** start Record excerpts **

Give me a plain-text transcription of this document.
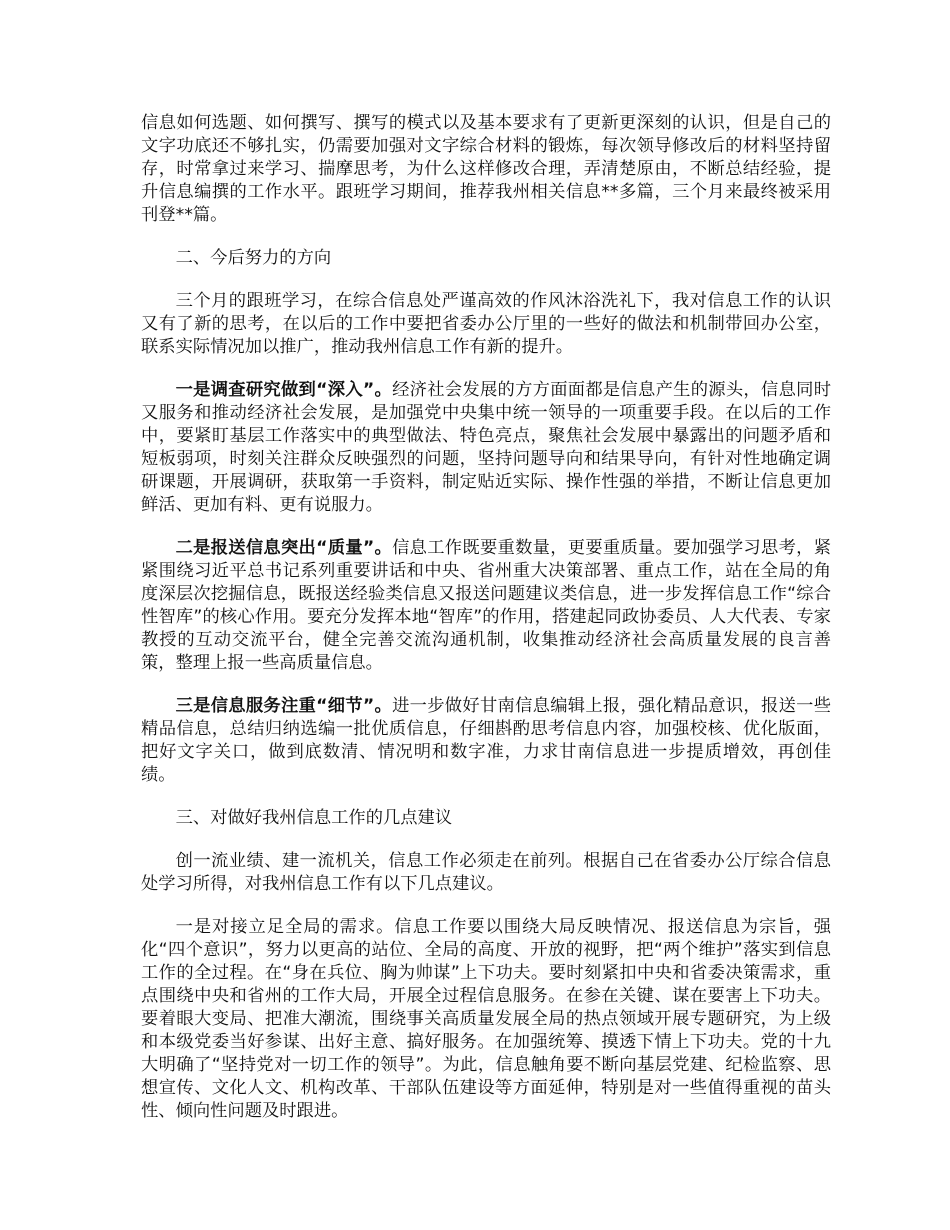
信息如何选题、如何撰写、撰写的模式以及基本要求有了更新更深刻的认识，但是自己的文字功底还不够扎实，仍需要加强对文字综合材料的锻炼，每次领导修改后的材料坚持留存，时常拿过来学习、揣摩思考，为什么这样修改合理，弄清楚原由，不断总结经验，提升信息编撰的工作水平。跟班学习期间，推荐我州相关信息**多篇，三个月来最终被采用刊登**篇。

二、今后努力的方向

三个月的跟班学习，在综合信息处严谨高效的作风沐浴洗礼下，我对信息工作的认识又有了新的思考，在以后的工作中要把省委办公厅里的一些好的做法和机制带回办公室，联系实际情况加以推广，推动我州信息工作有新的提升。

一是调查研究做到“深入”。经济社会发展的方方面面都是信息产生的源头，信息同时又服务和推动经济社会发展，是加强党中央集中统一领导的一项重要手段。在以后的工作中，要紧盯基层工作落实中的典型做法、特色亮点，聚焦社会发展中暴露出的问题矛盾和短板弱项，时刻关注群众反映强烈的问题，坚持问题导向和结果导向，有针对性地确定调研课题，开展调研，获取第一手资料，制定贴近实际、操作性强的举措，不断让信息更加鲜活、更加有料、更有说服力。

二是报送信息突出“质量”。信息工作既要重数量，更要重质量。要加强学习思考，紧紧围绕习近平总书记系列重要讲话和中央、省州重大决策部署、重点工作，站在全局的角度深层次挖掘信息，既报送经验类信息又报送问题建议类信息，进一步发挥信息工作“综合性智库”的核心作用。要充分发挥本地“智库”的作用，搭建起同政协委员、人大代表、专家教授的互动交流平台，健全完善交流沟通机制，收集推动经济社会高质量发展的良言善策，整理上报一些高质量信息。

三是信息服务注重“细节”。进一步做好甘南信息编辑上报，强化精品意识，报送一些精品信息，总结归纳选编一批优质信息，仔细斟酌思考信息内容，加强校核、优化版面，把好文字关口，做到底数清、情况明和数字准，力求甘南信息进一步提质增效，再创佳绩。

三、对做好我州信息工作的几点建议

创一流业绩、建一流机关，信息工作必须走在前列。根据自己在省委办公厅综合信息处学习所得，对我州信息工作有以下几点建议。

一是对接立足全局的需求。信息工作要以围绕大局反映情况、报送信息为宗旨，强化“四个意识”，努力以更高的站位、全局的高度、开放的视野，把“两个维护”落实到信息工作的全过程。在“身在兵位、胸为帅谋”上下功夫。要时刻紧扣中央和省委决策需求，重点围绕中央和省州的工作大局，开展全过程信息服务。在参在关键、谋在要害上下功夫。要着眼大变局、把准大潮流，围绕事关高质量发展全局的热点领域开展专题研究，为上级和本级党委当好参谋、出好主意、搞好服务。在加强统筹、摸透下情上下功夫。党的十九大明确了“坚持党对一切工作的领导”。为此，信息触角要不断向基层党建、纪检监察、思想宣传、文化人文、机构改革、干部队伍建设等方面延伸，特别是对一些值得重视的苗头性、倾向性问题及时跟进。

** end Record excerpts **

Requirement:
Repeat the records above verbatim, with no pictures in the result.

Task output:
Give me a plain-text transcription of this document.
信息如何选题、如何撰写、撰写的模式以及基本要求有了更新更深刻的认识，但是自己的文字功底还不够扎实，仍需要加强对文字综合材料的锻炼，每次领导修改后的材料坚持留存，时常拿过来学习、揣摩思考，为什么这样修改合理，弄清楚原由，不断总结经验，提升信息编撰的工作水平。跟班学习期间，推荐我州相关信息**多篇，三个月来最终被采用刊登**篇。

二、今后努力的方向

三个月的跟班学习，在综合信息处严谨高效的作风沐浴洗礼下，我对信息工作的认识又有了新的思考，在以后的工作中要把省委办公厅里的一些好的做法和机制带回办公室，联系实际情况加以推广，推动我州信息工作有新的提升。

一是调查研究做到“深入”。经济社会发展的方方面面都是信息产生的源头，信息同时又服务和推动经济社会发展，是加强党中央集中统一领导的一项重要手段。在以后的工作中，要紧盯基层工作落实中的典型做法、特色亮点，聚焦社会发展中暴露出的问题矛盾和短板弱项，时刻关注群众反映强烈的问题，坚持问题导向和结果导向，有针对性地确定调研课题，开展调研，获取第一手资料，制定贴近实际、操作性强的举措，不断让信息更加鲜活、更加有料、更有说服力。

二是报送信息突出“质量”。信息工作既要重数量，更要重质量。要加强学习思考，紧紧围绕习近平总书记系列重要讲话和中央、省州重大决策部署、重点工作，站在全局的角度深层次挖掘信息，既报送经验类信息又报送问题建议类信息，进一步发挥信息工作“综合性智库”的核心作用。要充分发挥本地“智库”的作用，搭建起同政协委员、人大代表、专家教授的互动交流平台，健全完善交流沟通机制，收集推动经济社会高质量发展的良言善策，整理上报一些高质量信息。

三是信息服务注重“细节”。进一步做好甘南信息编辑上报，强化精品意识，报送一些精品信息，总结归纳选编一批优质信息，仔细斟酌思考信息内容，加强校核、优化版面，把好文字关口，做到底数清、情况明和数字准，力求甘南信息进一步提质增效，再创佳绩。

三、对做好我州信息工作的几点建议

创一流业绩、建一流机关，信息工作必须走在前列。根据自己在省委办公厅综合信息处学习所得，对我州信息工作有以下几点建议。

一是对接立足全局的需求。信息工作要以围绕大局反映情况、报送信息为宗旨，强化“四个意识”，努力以更高的站位、全局的高度、开放的视野，把“两个维护”落实到信息工作的全过程。在“身在兵位、胸为帅谋”上下功夫。要时刻紧扣中央和省委决策需求，重点围绕中央和省州的工作大局，开展全过程信息服务。在参在关键、谋在要害上下功夫。要着眼大变局、把准大潮流，围绕事关高质量发展全局的热点领域开展专题研究，为上级和本级党委当好参谋、出好主意、搞好服务。在加强统筹、摸透下情上下功夫。党的十九大明确了“坚持党对一切工作的领导”。为此，信息触角要不断向基层党建、纪检监察、思想宣传、文化人文、机构改革、干部队伍建设等方面延伸，特别是对一些值得重视的苗头性、倾向性问题及时跟进。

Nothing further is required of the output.